━━━━━ Records

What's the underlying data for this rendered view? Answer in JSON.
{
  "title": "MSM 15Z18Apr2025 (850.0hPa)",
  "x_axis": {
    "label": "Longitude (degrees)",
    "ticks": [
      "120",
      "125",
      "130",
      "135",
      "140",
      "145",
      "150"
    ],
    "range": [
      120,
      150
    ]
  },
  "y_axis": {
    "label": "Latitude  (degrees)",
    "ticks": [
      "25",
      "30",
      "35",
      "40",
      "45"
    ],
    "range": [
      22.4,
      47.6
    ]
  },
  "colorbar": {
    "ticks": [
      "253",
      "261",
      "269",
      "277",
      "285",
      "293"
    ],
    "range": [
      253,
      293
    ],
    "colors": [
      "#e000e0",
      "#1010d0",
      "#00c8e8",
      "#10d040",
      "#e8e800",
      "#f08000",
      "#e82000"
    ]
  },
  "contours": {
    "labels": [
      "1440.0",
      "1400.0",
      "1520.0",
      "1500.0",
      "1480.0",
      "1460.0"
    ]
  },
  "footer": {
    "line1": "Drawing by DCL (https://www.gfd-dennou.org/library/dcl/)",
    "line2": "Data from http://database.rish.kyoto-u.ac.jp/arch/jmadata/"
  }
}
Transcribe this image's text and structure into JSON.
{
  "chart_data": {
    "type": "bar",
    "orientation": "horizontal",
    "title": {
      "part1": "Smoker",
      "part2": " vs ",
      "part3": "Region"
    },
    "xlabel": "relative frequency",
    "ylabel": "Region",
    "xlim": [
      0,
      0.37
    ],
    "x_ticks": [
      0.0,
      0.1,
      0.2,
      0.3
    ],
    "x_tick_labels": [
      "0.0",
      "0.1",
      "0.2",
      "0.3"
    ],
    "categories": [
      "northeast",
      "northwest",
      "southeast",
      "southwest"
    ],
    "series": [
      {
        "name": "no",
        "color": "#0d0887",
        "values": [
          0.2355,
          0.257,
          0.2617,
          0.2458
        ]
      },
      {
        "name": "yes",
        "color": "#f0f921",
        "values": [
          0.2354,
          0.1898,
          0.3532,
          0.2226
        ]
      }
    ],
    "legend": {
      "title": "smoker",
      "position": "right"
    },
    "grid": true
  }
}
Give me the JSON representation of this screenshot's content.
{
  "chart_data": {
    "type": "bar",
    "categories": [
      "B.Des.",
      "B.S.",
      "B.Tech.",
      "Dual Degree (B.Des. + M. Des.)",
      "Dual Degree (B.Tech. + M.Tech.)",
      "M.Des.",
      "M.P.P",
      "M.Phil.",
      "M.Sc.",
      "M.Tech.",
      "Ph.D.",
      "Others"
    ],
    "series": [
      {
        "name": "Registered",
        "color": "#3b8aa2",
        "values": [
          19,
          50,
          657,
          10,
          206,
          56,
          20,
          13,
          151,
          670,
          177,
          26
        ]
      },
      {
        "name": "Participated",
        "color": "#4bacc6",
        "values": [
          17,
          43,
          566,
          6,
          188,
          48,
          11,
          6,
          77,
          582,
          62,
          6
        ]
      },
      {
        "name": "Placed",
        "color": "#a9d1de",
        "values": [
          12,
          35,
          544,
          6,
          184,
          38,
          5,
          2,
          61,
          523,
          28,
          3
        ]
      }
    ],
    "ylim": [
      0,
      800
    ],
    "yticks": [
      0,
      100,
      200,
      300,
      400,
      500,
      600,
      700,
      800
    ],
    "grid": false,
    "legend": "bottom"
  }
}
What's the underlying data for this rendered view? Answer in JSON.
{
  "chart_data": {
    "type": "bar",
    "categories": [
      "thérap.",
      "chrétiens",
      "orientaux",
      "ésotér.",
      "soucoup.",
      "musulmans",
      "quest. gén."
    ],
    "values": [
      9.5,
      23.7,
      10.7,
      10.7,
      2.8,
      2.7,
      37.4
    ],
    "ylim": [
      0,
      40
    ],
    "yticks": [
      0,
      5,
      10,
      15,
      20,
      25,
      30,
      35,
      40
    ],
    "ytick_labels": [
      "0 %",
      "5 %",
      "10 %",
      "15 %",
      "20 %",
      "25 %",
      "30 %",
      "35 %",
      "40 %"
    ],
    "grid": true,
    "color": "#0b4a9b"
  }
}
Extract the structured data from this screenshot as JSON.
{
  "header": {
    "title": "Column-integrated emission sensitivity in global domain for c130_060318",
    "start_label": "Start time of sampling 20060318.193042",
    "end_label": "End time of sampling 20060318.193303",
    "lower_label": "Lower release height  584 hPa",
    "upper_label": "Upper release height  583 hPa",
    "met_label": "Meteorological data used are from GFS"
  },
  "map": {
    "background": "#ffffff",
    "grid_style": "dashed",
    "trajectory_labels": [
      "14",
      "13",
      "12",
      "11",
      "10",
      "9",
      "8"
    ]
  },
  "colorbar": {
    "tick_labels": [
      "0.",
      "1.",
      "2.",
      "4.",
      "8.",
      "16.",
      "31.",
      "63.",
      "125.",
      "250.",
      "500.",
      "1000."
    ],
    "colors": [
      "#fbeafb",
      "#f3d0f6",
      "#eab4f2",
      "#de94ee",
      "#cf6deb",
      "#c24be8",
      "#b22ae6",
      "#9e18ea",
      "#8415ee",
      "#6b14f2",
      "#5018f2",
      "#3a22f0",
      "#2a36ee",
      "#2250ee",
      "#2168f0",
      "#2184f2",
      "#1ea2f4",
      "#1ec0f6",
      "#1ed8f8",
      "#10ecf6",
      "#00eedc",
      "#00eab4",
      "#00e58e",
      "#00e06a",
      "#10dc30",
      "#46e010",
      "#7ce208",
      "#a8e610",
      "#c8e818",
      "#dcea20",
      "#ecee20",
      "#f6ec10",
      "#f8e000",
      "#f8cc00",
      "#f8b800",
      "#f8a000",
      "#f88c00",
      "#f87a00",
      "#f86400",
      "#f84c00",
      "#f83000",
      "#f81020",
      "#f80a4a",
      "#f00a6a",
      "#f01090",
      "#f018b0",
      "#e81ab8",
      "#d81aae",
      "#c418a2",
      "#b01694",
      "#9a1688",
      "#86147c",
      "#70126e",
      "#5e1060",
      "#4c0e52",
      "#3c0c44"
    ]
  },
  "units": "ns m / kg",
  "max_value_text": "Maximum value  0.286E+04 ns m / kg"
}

━━━━━━━━━━

Your objective:
Copy out every line from the material above in which the word "sampling" appears.

Final result:
    "start_label": "Start time of sampling 20060318.193042",
    "end_label": "End time of sampling 20060318.193303",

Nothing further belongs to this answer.